Stated goal =
Exact reproduction is required for all entries.
◆ ◆ ◆ ◆
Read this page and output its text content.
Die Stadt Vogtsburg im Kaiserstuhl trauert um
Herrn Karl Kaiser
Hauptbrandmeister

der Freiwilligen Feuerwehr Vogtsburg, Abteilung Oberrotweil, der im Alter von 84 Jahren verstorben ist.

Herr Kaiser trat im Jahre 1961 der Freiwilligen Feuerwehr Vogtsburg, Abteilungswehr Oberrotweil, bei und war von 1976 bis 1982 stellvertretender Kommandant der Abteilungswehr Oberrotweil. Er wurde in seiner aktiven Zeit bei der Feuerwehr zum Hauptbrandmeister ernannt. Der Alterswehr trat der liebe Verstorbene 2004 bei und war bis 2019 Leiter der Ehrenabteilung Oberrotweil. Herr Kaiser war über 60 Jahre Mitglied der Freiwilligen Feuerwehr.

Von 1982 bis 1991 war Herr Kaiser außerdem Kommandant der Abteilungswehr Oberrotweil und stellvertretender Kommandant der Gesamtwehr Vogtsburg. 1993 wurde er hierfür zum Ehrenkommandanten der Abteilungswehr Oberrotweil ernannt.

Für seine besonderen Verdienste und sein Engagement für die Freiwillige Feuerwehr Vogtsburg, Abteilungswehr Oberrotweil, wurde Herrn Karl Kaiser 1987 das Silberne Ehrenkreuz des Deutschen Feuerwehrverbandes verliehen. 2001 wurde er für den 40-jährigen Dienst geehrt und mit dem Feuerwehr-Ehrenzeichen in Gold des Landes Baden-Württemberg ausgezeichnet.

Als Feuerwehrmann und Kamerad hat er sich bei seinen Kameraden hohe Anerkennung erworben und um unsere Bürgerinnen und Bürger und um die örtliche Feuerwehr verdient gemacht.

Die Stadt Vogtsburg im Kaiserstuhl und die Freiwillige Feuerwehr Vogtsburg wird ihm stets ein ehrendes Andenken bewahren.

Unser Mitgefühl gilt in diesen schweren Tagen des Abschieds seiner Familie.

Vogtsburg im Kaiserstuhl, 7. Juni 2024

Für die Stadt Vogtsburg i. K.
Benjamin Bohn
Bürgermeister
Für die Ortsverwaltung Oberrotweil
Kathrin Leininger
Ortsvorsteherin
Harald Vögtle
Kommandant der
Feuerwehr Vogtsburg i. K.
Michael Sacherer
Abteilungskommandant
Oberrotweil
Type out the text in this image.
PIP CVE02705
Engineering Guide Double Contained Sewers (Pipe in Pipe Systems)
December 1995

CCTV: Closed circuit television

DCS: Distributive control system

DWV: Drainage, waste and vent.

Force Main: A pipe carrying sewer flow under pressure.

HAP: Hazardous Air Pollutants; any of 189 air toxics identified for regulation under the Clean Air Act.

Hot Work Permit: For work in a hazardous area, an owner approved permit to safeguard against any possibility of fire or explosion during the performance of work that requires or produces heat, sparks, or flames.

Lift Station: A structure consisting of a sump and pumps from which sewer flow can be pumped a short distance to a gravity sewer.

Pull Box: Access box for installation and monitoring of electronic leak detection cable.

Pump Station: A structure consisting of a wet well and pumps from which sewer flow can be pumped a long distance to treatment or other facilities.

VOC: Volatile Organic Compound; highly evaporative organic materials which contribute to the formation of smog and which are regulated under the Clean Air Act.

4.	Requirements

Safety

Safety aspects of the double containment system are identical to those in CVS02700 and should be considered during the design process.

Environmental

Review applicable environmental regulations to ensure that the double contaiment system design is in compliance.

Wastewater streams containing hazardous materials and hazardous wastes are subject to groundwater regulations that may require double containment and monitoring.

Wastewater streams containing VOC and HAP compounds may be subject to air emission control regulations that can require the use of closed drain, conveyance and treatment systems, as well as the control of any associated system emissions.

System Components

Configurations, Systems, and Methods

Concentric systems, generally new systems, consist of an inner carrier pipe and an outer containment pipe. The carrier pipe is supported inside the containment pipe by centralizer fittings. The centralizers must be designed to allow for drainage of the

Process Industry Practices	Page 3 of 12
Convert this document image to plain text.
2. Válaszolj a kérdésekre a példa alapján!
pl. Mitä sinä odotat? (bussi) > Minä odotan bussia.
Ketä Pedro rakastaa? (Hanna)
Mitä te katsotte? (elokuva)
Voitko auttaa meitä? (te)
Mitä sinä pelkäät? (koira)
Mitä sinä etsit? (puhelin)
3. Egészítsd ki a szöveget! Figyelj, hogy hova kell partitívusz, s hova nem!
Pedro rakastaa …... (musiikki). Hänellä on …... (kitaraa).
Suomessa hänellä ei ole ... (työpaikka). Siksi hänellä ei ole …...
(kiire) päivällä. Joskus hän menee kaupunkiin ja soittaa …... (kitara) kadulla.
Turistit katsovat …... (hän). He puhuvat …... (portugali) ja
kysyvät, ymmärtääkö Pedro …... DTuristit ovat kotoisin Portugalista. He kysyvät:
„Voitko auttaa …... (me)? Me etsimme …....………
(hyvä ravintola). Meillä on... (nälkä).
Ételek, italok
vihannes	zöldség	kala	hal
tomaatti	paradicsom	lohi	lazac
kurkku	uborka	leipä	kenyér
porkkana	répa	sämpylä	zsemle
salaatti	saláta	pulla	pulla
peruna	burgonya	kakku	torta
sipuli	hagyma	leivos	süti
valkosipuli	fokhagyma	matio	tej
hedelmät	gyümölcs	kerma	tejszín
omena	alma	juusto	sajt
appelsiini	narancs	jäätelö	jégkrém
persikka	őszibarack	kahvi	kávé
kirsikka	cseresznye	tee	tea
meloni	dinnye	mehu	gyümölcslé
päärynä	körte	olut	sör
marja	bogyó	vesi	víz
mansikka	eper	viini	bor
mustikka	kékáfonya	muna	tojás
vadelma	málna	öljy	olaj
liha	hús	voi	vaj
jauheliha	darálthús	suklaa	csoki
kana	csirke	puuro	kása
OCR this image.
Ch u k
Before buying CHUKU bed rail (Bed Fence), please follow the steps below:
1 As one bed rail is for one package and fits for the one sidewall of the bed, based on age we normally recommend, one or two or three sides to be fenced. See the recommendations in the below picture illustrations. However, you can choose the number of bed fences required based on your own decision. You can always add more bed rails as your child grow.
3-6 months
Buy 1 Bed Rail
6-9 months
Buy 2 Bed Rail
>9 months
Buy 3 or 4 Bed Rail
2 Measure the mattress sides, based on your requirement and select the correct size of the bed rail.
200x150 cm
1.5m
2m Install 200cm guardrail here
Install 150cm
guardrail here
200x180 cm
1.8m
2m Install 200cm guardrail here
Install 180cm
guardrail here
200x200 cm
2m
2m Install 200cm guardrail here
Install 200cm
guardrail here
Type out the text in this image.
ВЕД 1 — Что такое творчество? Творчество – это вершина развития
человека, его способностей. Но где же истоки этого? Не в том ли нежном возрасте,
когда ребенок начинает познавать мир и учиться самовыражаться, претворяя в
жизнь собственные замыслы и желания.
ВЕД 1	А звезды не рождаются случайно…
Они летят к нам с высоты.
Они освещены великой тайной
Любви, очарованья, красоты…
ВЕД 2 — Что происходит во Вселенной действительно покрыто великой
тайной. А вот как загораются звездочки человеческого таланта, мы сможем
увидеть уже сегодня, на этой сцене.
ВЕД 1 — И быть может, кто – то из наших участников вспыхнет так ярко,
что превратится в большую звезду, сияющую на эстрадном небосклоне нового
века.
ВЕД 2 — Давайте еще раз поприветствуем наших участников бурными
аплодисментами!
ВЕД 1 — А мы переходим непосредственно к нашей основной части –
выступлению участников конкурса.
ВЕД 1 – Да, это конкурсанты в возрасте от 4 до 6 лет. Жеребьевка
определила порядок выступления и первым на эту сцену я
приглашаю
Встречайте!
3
◆ ◆ ◆ ◆
Answer =
Read this page and output its text content.
Die Stadt Vogtsburg im Kaiserstuhl trauert um
Herrn Karl Kaiser
Hauptbrandmeister

der Freiwilligen Feuerwehr Vogtsburg, Abteilung Oberrotweil, der im Alter von 84 Jahren verstorben ist.

Herr Kaiser trat im Jahre 1961 der Freiwilligen Feuerwehr Vogtsburg, Abteilungswehr Oberrotweil, bei und war von 1976 bis 1982 stellvertretender Kommandant der Abteilungswehr Oberrotweil. Er wurde in seiner aktiven Zeit bei der Feuerwehr zum Hauptbrandmeister ernannt. Der Alterswehr trat der liebe Verstorbene 2004 bei und war bis 2019 Leiter der Ehrenabteilung Oberrotweil. Herr Kaiser war über 60 Jahre Mitglied der Freiwilligen Feuerwehr.

Von 1982 bis 1991 war Herr Kaiser außerdem Kommandant der Abteilungswehr Oberrotweil und stellvertretender Kommandant der Gesamtwehr Vogtsburg. 1993 wurde er hierfür zum Ehrenkommandanten der Abteilungswehr Oberrotweil ernannt.

Für seine besonderen Verdienste und sein Engagement für die Freiwillige Feuerwehr Vogtsburg, Abteilungswehr Oberrotweil, wurde Herrn Karl Kaiser 1987 das Silberne Ehrenkreuz des Deutschen Feuerwehrverbandes verliehen. 2001 wurde er für den 40-jährigen Dienst geehrt und mit dem Feuerwehr-Ehrenzeichen in Gold des Landes Baden-Württemberg ausgezeichnet.

Als Feuerwehrmann und Kamerad hat er sich bei seinen Kameraden hohe Anerkennung erworben und um unsere Bürgerinnen und Bürger und um die örtliche Feuerwehr verdient gemacht.

Die Stadt Vogtsburg im Kaiserstuhl und die Freiwillige Feuerwehr Vogtsburg wird ihm stets ein ehrendes Andenken bewahren.

Unser Mitgefühl gilt in diesen schweren Tagen des Abschieds seiner Familie.

Vogtsburg im Kaiserstuhl, 7. Juni 2024

Für die Stadt Vogtsburg i. K.
Benjamin Bohn
Bürgermeister
Für die Ortsverwaltung Oberrotweil
Kathrin Leininger
Ortsvorsteherin
Harald Vögtle
Kommandant der
Feuerwehr Vogtsburg i. K.
Michael Sacherer
Abteilungskommandant
Oberrotweil
Type out the text in this image.
PIP CVE02705
Engineering Guide Double Contained Sewers (Pipe in Pipe Systems)
December 1995

CCTV: Closed circuit television

DCS: Distributive control system

DWV: Drainage, waste and vent.

Force Main: A pipe carrying sewer flow under pressure.

HAP: Hazardous Air Pollutants; any of 189 air toxics identified for regulation under the Clean Air Act.

Hot Work Permit: For work in a hazardous area, an owner approved permit to safeguard against any possibility of fire or explosion during the performance of work that requires or produces heat, sparks, or flames.

Lift Station: A structure consisting of a sump and pumps from which sewer flow can be pumped a short distance to a gravity sewer.

Pull Box: Access box for installation and monitoring of electronic leak detection cable.

Pump Station: A structure consisting of a wet well and pumps from which sewer flow can be pumped a long distance to treatment or other facilities.

VOC: Volatile Organic Compound; highly evaporative organic materials which contribute to the formation of smog and which are regulated under the Clean Air Act.

4.	Requirements

Safety

Safety aspects of the double containment system are identical to those in CVS02700 and should be considered during the design process.

Environmental

Review applicable environmental regulations to ensure that the double contaiment system design is in compliance.

Wastewater streams containing hazardous materials and hazardous wastes are subject to groundwater regulations that may require double containment and monitoring.

Wastewater streams containing VOC and HAP compounds may be subject to air emission control regulations that can require the use of closed drain, conveyance and treatment systems, as well as the control of any associated system emissions.

System Components

Configurations, Systems, and Methods

Concentric systems, generally new systems, consist of an inner carrier pipe and an outer containment pipe. The carrier pipe is supported inside the containment pipe by centralizer fittings. The centralizers must be designed to allow for drainage of the

Process Industry Practices	Page 3 of 12
Convert this document image to plain text.
2. Válaszolj a kérdésekre a példa alapján!
pl. Mitä sinä odotat? (bussi) > Minä odotan bussia.
Ketä Pedro rakastaa? (Hanna)
Mitä te katsotte? (elokuva)
Voitko auttaa meitä? (te)
Mitä sinä pelkäät? (koira)
Mitä sinä etsit? (puhelin)
3. Egészítsd ki a szöveget! Figyelj, hogy hova kell partitívusz, s hova nem!
Pedro rakastaa …... (musiikki). Hänellä on …... (kitaraa).
Suomessa hänellä ei ole ... (työpaikka). Siksi hänellä ei ole …...
(kiire) päivällä. Joskus hän menee kaupunkiin ja soittaa …... (kitara) kadulla.
Turistit katsovat …... (hän). He puhuvat …... (portugali) ja
kysyvät, ymmärtääkö Pedro …... DTuristit ovat kotoisin Portugalista. He kysyvät:
„Voitko auttaa …... (me)? Me etsimme …....………
(hyvä ravintola). Meillä on... (nälkä).
Ételek, italok
vihannes	zöldség	kala	hal
tomaatti	paradicsom	lohi	lazac
kurkku	uborka	leipä	kenyér
porkkana	répa	sämpylä	zsemle
salaatti	saláta	pulla	pulla
peruna	burgonya	kakku	torta
sipuli	hagyma	leivos	süti
valkosipuli	fokhagyma	matio	tej
hedelmät	gyümölcs	kerma	tejszín
omena	alma	juusto	sajt
appelsiini	narancs	jäätelö	jégkrém
persikka	őszibarack	kahvi	kávé
kirsikka	cseresznye	tee	tea
meloni	dinnye	mehu	gyümölcslé
päärynä	körte	olut	sör
marja	bogyó	vesi	víz
mansikka	eper	viini	bor
mustikka	kékáfonya	muna	tojás
vadelma	málna	öljy	olaj
liha	hús	voi	vaj
jauheliha	darálthús	suklaa	csoki
kana	csirke	puuro	kása
OCR this image.
Ch u k
Before buying CHUKU bed rail (Bed Fence), please follow the steps below:
1 As one bed rail is for one package and fits for the one sidewall of the bed, based on age we normally recommend, one or two or three sides to be fenced. See the recommendations in the below picture illustrations. However, you can choose the number of bed fences required based on your own decision. You can always add more bed rails as your child grow.
3-6 months
Buy 1 Bed Rail
6-9 months
Buy 2 Bed Rail
>9 months
Buy 3 or 4 Bed Rail
2 Measure the mattress sides, based on your requirement and select the correct size of the bed rail.
200x150 cm
1.5m
2m Install 200cm guardrail here
Install 150cm
guardrail here
200x180 cm
1.8m
2m Install 200cm guardrail here
Install 180cm
guardrail here
200x200 cm
2m
2m Install 200cm guardrail here
Install 200cm
guardrail here
Type out the text in this image.
ВЕД 1 — Что такое творчество? Творчество – это вершина развития
человека, его способностей. Но где же истоки этого? Не в том ли нежном возрасте,
когда ребенок начинает познавать мир и учиться самовыражаться, претворяя в
жизнь собственные замыслы и желания.
ВЕД 1	А звезды не рождаются случайно…
Они летят к нам с высоты.
Они освещены великой тайной
Любви, очарованья, красоты…
ВЕД 2 — Что происходит во Вселенной действительно покрыто великой
тайной. А вот как загораются звездочки человеческого таланта, мы сможем
увидеть уже сегодня, на этой сцене.
ВЕД 1 — И быть может, кто – то из наших участников вспыхнет так ярко,
что превратится в большую звезду, сияющую на эстрадном небосклоне нового
века.
ВЕД 2 — Давайте еще раз поприветствуем наших участников бурными
аплодисментами!
ВЕД 1 — А мы переходим непосредственно к нашей основной части –
выступлению участников конкурса.
ВЕД 1 – Да, это конкурсанты в возрасте от 4 до 6 лет. Жеребьевка
определила порядок выступления и первым на эту сцену я
приглашаю
Встречайте!
3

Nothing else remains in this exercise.